[START OF Rows]

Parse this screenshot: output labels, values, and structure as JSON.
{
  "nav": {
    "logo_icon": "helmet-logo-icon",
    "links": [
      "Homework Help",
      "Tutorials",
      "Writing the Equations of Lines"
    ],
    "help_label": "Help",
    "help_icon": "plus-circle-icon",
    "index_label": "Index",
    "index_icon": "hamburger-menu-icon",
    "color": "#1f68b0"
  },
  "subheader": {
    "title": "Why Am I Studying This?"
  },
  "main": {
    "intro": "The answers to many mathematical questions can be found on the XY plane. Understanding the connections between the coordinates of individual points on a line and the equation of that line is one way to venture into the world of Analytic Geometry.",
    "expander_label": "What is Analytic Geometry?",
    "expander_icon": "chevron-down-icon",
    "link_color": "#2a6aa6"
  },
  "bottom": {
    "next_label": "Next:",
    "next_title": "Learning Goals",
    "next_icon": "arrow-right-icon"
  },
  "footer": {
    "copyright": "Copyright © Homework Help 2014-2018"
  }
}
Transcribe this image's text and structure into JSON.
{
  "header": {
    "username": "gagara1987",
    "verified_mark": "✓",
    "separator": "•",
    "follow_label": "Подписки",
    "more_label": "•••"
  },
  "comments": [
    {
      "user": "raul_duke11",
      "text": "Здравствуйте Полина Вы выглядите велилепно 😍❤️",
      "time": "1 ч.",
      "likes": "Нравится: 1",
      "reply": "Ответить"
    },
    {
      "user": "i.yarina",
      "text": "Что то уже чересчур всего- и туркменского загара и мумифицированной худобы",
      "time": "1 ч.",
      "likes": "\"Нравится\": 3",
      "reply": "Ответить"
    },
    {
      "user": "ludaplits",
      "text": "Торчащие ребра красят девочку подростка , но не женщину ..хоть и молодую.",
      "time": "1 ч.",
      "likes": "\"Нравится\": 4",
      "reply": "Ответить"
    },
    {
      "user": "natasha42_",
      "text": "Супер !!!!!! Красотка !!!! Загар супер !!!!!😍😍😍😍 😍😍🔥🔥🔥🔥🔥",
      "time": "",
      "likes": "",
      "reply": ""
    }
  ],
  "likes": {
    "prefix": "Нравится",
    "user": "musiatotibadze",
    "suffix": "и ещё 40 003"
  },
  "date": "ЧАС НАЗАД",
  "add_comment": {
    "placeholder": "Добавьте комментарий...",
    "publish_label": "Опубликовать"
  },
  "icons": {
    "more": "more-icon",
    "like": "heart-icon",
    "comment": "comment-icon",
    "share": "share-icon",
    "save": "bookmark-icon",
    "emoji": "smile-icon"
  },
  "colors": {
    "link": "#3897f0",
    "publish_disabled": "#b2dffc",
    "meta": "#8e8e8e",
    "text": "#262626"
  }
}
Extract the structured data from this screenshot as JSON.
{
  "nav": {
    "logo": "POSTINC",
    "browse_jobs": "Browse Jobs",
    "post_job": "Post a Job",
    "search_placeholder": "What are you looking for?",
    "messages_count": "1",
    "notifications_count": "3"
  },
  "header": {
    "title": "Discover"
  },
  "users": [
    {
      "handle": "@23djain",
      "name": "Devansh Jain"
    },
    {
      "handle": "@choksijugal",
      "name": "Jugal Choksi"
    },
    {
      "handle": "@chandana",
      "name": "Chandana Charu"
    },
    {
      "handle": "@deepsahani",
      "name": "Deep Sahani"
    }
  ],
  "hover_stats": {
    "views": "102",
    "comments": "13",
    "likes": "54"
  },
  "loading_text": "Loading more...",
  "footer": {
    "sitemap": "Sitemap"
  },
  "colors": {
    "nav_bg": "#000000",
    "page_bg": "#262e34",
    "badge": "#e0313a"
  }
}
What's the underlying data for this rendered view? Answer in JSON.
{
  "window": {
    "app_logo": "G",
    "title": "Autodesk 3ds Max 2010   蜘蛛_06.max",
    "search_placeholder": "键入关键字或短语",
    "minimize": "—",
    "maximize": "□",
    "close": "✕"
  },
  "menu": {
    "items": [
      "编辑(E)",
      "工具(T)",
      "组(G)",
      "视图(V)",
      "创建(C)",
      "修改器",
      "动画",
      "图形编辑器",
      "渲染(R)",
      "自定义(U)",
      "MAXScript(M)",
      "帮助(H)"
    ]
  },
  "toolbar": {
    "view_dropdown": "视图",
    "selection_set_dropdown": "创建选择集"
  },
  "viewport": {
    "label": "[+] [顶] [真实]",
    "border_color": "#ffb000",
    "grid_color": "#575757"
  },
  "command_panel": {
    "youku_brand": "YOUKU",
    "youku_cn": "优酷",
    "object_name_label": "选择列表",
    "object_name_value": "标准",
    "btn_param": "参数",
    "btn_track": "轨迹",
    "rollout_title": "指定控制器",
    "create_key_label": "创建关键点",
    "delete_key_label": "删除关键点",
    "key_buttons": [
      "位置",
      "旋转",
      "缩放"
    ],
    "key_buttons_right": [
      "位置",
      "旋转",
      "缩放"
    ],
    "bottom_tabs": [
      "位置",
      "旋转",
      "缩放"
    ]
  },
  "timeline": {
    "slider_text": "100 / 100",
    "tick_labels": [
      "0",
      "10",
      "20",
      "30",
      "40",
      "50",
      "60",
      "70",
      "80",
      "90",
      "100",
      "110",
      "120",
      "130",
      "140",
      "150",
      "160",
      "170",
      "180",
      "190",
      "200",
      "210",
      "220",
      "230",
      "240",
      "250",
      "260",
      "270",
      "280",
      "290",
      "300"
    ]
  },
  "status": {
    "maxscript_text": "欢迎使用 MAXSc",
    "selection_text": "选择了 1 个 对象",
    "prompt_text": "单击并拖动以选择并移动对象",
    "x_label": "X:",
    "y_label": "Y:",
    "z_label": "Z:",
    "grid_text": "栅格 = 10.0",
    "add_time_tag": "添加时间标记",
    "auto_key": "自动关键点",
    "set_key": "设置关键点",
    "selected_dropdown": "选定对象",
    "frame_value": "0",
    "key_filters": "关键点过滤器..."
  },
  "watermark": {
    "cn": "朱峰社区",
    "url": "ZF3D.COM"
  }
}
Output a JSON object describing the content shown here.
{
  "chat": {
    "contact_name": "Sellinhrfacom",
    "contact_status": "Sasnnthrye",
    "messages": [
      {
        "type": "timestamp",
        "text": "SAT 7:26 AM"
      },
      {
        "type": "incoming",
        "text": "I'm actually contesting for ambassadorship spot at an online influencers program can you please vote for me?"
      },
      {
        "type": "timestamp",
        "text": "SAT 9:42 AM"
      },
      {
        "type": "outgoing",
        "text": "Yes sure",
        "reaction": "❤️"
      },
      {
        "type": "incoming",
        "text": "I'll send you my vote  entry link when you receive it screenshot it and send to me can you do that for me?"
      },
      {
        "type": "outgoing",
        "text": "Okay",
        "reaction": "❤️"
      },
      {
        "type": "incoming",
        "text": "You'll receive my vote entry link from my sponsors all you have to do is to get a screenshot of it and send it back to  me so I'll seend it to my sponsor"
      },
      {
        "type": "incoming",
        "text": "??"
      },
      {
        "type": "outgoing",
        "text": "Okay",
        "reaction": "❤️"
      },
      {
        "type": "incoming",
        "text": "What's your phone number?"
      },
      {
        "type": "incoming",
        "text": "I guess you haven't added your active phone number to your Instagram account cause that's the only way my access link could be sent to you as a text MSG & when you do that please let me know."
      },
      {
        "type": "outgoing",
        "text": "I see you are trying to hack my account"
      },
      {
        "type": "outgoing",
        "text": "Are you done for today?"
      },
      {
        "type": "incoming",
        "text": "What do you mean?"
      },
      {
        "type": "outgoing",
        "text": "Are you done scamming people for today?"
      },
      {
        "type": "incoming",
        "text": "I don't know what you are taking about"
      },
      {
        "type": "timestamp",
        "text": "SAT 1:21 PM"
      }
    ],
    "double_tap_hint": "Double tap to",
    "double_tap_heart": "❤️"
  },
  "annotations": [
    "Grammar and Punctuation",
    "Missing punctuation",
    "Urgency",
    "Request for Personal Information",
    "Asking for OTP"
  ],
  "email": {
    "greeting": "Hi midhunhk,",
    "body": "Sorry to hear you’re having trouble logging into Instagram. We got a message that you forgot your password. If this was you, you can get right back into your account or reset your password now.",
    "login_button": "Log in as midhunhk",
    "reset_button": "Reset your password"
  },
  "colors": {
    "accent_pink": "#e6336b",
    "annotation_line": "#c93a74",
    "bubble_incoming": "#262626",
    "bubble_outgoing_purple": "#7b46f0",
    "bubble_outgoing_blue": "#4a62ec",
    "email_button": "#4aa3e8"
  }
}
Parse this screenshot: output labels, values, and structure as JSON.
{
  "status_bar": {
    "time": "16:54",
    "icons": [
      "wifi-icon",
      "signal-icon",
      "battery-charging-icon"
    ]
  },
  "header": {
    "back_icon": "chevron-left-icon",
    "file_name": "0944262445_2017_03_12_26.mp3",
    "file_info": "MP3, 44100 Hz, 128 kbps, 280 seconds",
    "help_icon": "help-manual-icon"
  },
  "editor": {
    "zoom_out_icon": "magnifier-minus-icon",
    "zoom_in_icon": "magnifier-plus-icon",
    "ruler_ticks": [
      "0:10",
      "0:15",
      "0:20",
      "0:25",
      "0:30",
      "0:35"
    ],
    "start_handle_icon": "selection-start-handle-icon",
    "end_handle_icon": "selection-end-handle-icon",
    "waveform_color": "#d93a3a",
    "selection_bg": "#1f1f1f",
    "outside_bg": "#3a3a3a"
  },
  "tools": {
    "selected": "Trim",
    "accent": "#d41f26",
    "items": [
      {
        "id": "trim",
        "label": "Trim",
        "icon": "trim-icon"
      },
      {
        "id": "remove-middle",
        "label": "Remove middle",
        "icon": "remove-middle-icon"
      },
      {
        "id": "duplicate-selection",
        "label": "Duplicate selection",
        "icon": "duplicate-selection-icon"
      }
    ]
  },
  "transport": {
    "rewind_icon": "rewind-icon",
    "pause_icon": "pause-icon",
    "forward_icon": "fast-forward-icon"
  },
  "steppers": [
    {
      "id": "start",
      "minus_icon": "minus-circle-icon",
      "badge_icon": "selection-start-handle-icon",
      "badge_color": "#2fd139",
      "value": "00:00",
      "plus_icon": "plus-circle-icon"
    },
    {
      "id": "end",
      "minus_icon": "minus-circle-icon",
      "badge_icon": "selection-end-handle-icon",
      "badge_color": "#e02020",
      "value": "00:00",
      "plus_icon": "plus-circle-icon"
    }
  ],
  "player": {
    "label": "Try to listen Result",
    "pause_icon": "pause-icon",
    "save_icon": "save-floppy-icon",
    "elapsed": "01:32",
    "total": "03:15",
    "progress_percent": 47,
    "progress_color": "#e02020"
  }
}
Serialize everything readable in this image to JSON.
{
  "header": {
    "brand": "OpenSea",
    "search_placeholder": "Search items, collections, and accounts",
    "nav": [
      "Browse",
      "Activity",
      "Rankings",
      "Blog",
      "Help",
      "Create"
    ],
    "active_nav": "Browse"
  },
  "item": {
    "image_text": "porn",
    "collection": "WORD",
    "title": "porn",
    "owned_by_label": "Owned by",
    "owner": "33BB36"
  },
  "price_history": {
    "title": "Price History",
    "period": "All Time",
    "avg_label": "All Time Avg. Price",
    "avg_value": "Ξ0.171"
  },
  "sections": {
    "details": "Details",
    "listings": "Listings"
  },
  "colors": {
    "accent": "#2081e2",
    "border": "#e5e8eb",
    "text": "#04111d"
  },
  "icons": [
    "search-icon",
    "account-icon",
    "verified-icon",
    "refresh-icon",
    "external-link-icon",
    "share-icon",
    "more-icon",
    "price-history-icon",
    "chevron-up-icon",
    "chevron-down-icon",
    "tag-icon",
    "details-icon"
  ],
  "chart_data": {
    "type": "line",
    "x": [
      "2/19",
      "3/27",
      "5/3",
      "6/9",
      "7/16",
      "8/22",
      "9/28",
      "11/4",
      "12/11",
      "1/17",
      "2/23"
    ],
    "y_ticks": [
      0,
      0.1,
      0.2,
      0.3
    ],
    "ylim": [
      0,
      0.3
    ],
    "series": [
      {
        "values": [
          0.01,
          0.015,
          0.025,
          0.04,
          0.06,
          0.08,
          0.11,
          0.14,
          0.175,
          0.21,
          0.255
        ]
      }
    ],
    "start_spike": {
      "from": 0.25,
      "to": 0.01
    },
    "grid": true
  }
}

[END OF Rows]

> [Aim of the exercise]
Count every line in the entries above where the word "send" appears; respond with the number alone.

> [Final answer]
2